◆ **AIM**: Return, unchanged, the lines of the records from the one containing "banner-cloud [520,10,630,80]" up to and including the one containing "import-user-icon [26,393,42,406]".

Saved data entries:
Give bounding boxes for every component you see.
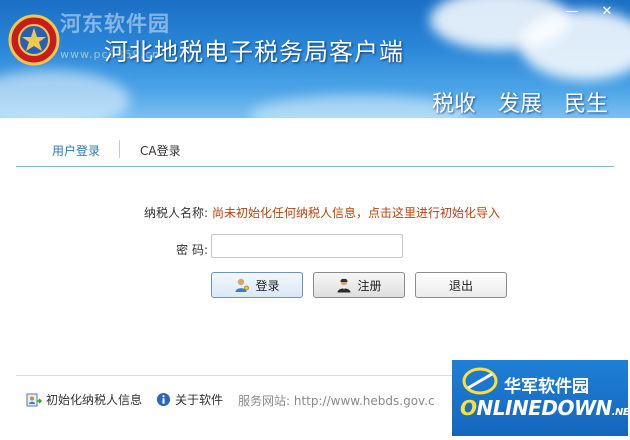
banner-cloud [520,10,630,80]
slogan-group: 税收 发展 民生 [432,86,608,118]
register-button-label: 注册 [357,278,382,293]
banner-cloud [0,70,130,118]
watermark-en: ONLINEDOWN.NET [460,396,628,420]
init-taxpayer-link[interactable]: 尚未初始化任何纳税人信息，点击这里进行初始化导入 [212,204,500,221]
onlinedown-watermark: 华军软件园 ONLINEDOWN.NET [452,360,628,436]
app-title: 河北地税电子税务局客户端 [104,38,404,66]
login-button[interactable]: 登录 [211,272,303,298]
close-button[interactable]: ✕ [597,4,617,20]
import-user-icon [26,393,42,406]
info-icon [156,392,171,407]
init-taxpayer-label: 初始化纳税人信息 [46,393,143,407]
slogan-development: 发展 [497,92,542,117]
password-input[interactable] [211,234,403,258]
password-label: 密 码: [176,243,208,257]
tab-divider [119,140,120,158]
about-software-label: 关于软件 [175,393,224,407]
minimize-button[interactable]: — [562,4,582,20]
tax-emblem-icon [8,14,60,66]
about-software-button[interactable]: 关于软件 [156,391,223,408]
user-key-icon [235,278,250,292]
watermark-cn: 华军软件园 [504,377,589,397]
header-banner: 河东软件园 www.pc0359.cn 河北地税电子税务局客户端 — ✕ 税收 … [0,0,630,118]
login-button-label: 登录 [255,278,280,293]
slogan-livelihood: 民生 [563,92,608,117]
exit-button[interactable]: 退出 [415,272,507,298]
service-website: 服务网站: http://www.hebds.gov.c [238,392,435,409]
register-button[interactable]: 注册 [313,272,405,298]
tab-ca-login[interactable]: CA登录 [140,142,181,159]
service-website-url[interactable]: http://www.hebds.gov.c [294,394,435,408]
tab-user-login[interactable]: 用户登录 [52,142,100,159]
taxpayer-name-label: 纳税人名称: [143,206,208,220]
user-add-icon [337,278,351,293]
init-taxpayer-button[interactable]: 初始化纳税人信息 [26,391,142,408]
onlinedown-logo-icon [462,367,498,395]
login-tabs: 用户登录 CA登录 [16,136,614,167]
watermark-en-main: NLINEDOWN [476,396,613,420]
slogan-tax: 税收 [431,92,476,117]
watermark-en-o: O [460,396,477,420]
exit-button-label: 退出 [448,278,473,293]
service-website-label: 服务网站: [238,394,291,408]
watermark-en-net: .NET [611,407,628,418]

◆ **WRITTEN SOLUTION**:
banner-cloud [520,10,630,80]
slogan-group: 税收 发展 民生 [432,86,608,118]
register-button-label: 注册 [357,278,382,293]
banner-cloud [0,70,130,118]
watermark-en: ONLINEDOWN.NET [460,396,628,420]
init-taxpayer-link[interactable]: 尚未初始化任何纳税人信息，点击这里进行初始化导入 [212,204,500,221]
onlinedown-watermark: 华军软件园 ONLINEDOWN.NET [452,360,628,436]
app-title: 河北地税电子税务局客户端 [104,38,404,66]
login-button[interactable]: 登录 [211,272,303,298]
close-button[interactable]: ✕ [597,4,617,20]
import-user-icon [26,393,42,406]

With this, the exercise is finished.